[Exercise]: Determine which lines contain the word "screenshot", then copy those lines.

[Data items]

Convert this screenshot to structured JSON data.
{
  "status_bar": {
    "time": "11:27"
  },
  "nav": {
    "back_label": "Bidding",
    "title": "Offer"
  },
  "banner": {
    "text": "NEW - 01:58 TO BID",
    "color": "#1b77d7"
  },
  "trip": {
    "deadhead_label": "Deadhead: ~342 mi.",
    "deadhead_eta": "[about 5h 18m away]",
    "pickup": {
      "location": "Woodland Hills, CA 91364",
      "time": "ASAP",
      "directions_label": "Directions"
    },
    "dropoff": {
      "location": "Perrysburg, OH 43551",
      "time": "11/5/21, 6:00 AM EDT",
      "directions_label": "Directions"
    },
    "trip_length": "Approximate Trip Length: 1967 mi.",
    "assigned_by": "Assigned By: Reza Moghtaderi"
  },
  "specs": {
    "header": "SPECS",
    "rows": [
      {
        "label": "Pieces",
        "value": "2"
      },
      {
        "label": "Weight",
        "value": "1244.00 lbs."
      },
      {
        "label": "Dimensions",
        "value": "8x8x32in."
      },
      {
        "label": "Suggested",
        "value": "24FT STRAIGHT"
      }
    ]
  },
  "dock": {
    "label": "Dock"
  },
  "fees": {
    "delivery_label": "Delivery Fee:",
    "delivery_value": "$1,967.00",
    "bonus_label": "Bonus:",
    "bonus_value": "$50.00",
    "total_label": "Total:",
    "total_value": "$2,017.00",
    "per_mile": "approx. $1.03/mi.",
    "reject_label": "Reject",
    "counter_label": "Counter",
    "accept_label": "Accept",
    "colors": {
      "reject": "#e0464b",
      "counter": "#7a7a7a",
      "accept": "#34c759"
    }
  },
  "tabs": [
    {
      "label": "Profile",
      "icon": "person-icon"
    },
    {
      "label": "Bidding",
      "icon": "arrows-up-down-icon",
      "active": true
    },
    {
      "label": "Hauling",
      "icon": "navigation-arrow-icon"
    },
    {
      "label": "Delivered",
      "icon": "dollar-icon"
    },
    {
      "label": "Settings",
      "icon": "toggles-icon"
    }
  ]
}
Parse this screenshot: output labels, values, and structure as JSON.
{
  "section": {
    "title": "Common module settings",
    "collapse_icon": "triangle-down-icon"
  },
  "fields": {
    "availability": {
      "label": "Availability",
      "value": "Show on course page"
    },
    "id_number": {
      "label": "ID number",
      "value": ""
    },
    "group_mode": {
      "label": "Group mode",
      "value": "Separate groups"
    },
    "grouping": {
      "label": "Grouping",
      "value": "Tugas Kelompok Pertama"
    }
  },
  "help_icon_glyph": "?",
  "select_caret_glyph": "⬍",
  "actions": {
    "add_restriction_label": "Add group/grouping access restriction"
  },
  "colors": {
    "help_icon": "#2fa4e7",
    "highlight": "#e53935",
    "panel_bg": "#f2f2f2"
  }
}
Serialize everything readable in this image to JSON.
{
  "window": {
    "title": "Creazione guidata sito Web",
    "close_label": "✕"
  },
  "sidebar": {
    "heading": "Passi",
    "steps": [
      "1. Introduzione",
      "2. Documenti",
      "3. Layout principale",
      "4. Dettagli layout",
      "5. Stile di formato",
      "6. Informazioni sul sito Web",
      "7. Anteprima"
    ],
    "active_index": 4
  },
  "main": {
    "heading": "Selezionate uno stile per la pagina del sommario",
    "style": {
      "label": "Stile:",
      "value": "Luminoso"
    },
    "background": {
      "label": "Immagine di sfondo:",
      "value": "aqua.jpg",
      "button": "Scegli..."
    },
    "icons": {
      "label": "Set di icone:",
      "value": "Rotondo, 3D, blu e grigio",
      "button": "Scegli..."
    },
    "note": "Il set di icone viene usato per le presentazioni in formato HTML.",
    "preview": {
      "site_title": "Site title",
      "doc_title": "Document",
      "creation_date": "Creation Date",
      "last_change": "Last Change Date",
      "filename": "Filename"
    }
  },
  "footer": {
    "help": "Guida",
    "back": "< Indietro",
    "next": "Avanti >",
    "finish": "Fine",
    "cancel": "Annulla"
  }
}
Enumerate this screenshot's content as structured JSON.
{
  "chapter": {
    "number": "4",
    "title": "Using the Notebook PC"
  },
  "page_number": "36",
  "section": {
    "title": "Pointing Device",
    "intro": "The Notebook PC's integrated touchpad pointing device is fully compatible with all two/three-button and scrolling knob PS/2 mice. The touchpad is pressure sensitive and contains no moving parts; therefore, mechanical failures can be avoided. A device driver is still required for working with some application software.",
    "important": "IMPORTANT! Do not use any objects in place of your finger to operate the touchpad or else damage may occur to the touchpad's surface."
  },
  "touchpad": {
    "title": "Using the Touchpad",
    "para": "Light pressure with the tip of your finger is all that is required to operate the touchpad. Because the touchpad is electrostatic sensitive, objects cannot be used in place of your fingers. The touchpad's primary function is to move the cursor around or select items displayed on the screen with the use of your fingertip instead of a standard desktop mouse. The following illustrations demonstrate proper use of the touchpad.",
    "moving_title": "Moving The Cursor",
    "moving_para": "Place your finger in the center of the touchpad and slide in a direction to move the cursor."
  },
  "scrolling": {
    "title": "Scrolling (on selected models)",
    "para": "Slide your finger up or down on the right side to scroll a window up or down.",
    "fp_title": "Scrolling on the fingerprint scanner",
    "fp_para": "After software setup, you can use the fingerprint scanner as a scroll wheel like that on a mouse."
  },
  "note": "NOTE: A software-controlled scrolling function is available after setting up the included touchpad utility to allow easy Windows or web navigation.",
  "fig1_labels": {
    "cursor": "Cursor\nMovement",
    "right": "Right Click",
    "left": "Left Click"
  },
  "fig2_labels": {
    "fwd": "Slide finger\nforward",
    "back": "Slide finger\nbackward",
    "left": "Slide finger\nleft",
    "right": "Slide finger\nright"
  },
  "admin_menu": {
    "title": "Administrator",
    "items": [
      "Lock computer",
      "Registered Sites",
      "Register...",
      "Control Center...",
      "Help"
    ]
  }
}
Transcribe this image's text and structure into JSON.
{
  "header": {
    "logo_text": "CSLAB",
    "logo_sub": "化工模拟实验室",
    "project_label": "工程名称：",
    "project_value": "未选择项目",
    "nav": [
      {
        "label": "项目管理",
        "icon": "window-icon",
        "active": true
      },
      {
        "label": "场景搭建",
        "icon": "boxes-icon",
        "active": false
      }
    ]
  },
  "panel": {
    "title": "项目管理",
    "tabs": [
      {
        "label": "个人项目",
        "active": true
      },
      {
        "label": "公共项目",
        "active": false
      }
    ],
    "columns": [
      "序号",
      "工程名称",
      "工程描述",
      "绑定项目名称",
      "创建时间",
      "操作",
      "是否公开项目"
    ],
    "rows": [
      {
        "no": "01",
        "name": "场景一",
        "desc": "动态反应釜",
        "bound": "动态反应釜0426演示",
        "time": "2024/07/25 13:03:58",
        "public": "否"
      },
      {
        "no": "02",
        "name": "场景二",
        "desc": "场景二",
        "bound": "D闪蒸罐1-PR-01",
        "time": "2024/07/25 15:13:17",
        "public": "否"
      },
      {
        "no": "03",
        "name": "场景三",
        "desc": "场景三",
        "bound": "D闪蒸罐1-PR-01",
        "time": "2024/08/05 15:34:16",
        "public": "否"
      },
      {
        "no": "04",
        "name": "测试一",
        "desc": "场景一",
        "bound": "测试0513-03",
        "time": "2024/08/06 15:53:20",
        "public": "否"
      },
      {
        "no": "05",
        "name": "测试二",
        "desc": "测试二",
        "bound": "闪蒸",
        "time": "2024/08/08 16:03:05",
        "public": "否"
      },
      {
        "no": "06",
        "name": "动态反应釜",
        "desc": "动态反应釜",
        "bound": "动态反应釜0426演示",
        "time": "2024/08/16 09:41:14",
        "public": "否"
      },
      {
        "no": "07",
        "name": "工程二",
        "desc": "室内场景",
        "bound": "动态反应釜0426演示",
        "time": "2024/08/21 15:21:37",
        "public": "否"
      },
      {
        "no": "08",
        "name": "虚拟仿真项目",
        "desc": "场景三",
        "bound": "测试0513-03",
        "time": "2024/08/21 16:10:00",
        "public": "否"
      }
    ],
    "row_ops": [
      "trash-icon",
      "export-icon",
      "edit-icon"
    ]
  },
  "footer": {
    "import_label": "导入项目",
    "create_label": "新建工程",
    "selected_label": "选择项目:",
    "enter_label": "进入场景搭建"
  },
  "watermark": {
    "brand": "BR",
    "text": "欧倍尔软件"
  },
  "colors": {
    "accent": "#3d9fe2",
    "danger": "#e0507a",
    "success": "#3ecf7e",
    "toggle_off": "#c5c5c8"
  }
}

[Response below]:
Convert this screenshot to structured JSON data.
Parse this screenshot: output labels, values, and structure as JSON.
Enumerate this screenshot's content as structured JSON.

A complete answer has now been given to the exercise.